■ **THE EXERCISE**
Copy each line of the records that holds the string "role".
▼▼▼
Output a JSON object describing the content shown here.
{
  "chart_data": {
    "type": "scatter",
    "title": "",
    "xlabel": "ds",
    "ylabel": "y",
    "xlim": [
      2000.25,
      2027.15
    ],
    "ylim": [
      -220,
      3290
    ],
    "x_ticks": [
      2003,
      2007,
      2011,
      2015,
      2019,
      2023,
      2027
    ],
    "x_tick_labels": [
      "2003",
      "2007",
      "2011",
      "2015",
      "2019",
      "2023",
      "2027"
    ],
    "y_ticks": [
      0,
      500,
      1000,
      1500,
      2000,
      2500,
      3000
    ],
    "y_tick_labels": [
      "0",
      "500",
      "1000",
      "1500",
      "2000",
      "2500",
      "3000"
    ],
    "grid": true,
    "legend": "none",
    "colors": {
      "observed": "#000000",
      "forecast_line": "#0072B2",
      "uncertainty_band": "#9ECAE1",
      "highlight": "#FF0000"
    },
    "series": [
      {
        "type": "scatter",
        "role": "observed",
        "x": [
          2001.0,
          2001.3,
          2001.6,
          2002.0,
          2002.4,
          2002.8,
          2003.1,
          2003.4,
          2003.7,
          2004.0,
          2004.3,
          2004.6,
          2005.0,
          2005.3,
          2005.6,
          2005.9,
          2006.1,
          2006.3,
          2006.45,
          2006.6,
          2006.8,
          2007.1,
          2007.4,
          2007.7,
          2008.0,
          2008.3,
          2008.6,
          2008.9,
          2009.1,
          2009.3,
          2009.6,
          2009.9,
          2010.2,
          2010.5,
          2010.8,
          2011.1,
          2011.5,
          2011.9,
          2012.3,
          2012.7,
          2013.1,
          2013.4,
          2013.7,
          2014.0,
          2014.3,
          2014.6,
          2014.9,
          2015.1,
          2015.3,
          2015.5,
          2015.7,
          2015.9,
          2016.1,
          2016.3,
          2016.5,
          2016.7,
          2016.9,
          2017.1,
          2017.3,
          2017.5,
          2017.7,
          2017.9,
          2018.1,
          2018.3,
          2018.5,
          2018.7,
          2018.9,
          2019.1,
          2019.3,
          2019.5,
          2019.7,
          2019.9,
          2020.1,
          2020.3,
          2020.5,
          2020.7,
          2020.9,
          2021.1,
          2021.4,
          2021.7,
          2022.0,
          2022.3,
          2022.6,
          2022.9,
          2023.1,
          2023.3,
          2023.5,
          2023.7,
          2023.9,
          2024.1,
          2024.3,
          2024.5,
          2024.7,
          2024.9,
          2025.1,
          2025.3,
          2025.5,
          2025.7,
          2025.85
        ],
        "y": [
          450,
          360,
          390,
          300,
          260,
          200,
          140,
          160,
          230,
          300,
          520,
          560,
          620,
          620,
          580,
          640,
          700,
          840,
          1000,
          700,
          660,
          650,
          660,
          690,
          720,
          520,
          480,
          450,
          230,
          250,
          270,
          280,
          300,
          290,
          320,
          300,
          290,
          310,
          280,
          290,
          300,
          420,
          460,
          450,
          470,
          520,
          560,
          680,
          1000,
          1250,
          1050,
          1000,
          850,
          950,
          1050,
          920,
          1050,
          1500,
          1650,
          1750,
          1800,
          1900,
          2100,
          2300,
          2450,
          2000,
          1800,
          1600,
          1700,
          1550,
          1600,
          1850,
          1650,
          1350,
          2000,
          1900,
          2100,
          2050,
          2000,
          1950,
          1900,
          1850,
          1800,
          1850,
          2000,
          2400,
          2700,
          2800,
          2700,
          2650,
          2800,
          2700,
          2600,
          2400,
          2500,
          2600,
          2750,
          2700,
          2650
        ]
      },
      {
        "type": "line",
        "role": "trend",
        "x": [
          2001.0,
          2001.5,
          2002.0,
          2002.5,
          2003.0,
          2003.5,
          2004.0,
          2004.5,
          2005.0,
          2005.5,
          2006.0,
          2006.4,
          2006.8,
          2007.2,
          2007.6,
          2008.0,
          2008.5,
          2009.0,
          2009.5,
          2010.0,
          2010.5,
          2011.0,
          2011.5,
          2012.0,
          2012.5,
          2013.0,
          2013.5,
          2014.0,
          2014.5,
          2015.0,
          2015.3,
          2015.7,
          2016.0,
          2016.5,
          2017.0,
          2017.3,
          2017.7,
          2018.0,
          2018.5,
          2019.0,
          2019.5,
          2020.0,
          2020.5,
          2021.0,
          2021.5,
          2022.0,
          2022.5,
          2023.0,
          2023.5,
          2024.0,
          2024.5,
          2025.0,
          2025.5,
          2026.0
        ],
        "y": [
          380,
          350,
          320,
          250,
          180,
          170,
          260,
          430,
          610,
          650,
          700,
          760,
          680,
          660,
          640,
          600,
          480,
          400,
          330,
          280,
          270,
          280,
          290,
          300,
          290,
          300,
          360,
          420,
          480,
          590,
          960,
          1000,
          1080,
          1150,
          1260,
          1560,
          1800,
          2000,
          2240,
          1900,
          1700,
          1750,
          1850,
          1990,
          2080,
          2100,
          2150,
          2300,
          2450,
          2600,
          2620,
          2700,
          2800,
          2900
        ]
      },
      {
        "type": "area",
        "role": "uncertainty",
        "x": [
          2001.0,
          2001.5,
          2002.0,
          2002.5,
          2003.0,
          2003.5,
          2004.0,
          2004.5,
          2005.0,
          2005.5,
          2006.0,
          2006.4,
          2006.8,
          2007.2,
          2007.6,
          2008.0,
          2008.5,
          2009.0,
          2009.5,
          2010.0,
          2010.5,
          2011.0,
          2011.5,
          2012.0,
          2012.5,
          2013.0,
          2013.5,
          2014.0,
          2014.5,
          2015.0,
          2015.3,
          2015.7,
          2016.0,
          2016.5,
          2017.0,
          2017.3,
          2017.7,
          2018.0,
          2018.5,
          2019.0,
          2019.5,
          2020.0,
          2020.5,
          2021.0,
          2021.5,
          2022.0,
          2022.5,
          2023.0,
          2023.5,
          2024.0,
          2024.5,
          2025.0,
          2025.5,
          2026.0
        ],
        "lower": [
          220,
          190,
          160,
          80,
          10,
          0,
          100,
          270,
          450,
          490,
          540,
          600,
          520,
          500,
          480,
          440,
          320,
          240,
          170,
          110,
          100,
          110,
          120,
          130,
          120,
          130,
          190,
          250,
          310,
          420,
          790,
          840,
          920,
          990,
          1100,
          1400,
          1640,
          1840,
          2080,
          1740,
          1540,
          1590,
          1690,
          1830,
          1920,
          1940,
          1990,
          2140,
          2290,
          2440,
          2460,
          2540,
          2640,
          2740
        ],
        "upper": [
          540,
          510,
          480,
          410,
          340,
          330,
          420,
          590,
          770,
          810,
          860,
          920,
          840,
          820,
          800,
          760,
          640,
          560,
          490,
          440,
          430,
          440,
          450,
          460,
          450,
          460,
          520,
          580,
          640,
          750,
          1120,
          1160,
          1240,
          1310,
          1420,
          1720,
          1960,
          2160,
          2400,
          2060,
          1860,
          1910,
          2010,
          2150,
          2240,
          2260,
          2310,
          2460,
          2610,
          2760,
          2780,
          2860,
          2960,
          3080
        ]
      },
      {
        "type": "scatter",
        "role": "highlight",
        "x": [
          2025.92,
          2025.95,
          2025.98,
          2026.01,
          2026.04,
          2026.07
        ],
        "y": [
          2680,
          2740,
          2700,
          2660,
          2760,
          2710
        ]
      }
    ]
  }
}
▲▲▲
■ **ANSWER FOR THE TASK**
        "role": "observed",
        "role": "trend",
        "role": "uncertainty",
        "role": "highlight",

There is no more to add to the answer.